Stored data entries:
[START]

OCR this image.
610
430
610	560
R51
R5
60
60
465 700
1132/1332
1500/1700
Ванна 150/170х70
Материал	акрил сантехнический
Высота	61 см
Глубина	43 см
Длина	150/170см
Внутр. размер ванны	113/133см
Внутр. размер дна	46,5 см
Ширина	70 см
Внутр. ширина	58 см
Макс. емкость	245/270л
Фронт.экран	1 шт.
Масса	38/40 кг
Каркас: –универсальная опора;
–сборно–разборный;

[END]
[START]

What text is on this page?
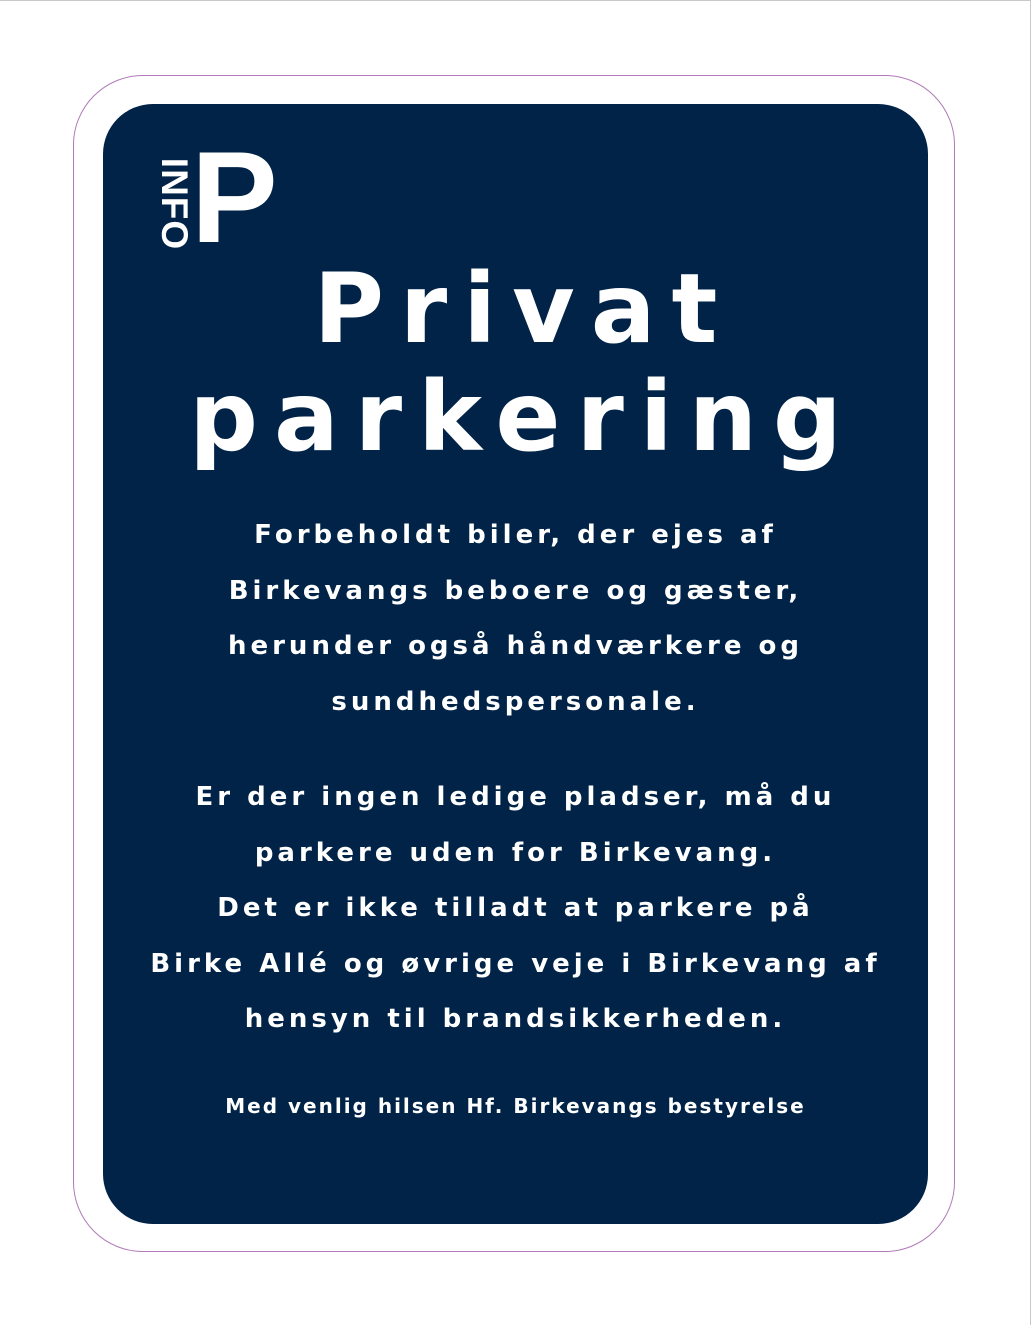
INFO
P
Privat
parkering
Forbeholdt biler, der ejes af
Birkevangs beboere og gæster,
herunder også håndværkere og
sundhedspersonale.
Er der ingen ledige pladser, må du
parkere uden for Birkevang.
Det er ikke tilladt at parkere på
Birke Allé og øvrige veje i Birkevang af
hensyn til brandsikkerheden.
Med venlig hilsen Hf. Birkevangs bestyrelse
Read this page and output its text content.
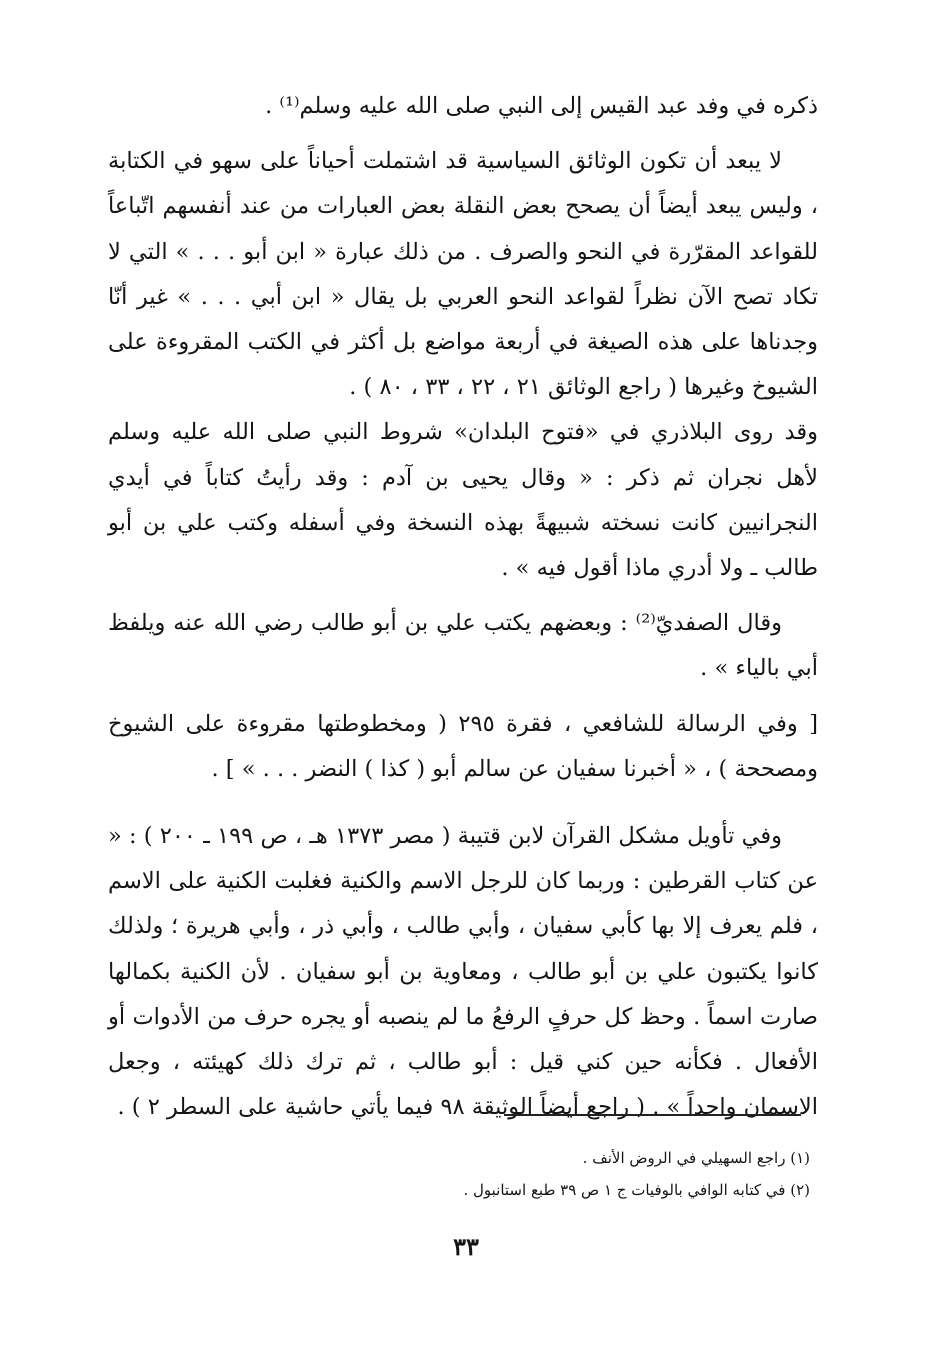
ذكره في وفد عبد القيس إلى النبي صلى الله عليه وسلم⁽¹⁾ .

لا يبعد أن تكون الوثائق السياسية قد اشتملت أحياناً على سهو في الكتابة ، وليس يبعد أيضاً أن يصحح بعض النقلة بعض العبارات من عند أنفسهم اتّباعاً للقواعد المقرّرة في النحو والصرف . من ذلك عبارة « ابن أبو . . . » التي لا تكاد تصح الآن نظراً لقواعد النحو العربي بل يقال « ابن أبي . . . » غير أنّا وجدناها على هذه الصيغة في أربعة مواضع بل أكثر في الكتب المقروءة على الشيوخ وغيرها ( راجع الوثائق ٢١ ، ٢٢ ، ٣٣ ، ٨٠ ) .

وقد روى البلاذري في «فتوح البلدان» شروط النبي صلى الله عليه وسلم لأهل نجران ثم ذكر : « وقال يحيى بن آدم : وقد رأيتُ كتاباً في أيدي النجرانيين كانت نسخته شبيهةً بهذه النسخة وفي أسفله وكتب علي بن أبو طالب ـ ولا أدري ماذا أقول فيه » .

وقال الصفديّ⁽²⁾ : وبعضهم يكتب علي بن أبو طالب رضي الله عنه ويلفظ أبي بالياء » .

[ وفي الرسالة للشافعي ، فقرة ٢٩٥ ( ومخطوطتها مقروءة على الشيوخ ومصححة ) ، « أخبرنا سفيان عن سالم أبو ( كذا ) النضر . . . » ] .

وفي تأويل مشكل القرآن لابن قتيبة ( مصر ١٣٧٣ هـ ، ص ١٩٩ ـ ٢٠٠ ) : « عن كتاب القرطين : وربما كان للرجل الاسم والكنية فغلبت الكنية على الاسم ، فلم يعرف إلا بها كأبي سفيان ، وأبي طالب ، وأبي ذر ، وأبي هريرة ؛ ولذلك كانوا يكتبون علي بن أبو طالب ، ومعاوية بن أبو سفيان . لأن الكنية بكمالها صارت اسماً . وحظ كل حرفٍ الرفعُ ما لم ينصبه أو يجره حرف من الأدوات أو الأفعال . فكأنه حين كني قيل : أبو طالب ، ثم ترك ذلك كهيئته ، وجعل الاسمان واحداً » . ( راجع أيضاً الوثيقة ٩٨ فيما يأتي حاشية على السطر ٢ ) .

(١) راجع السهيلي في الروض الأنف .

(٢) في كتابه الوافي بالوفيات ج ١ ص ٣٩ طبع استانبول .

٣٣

[END]

Work to complete:
Report all lines of the material that contain the word "page".

Result of the task:
What text is on this page?
Read this page and output its text content.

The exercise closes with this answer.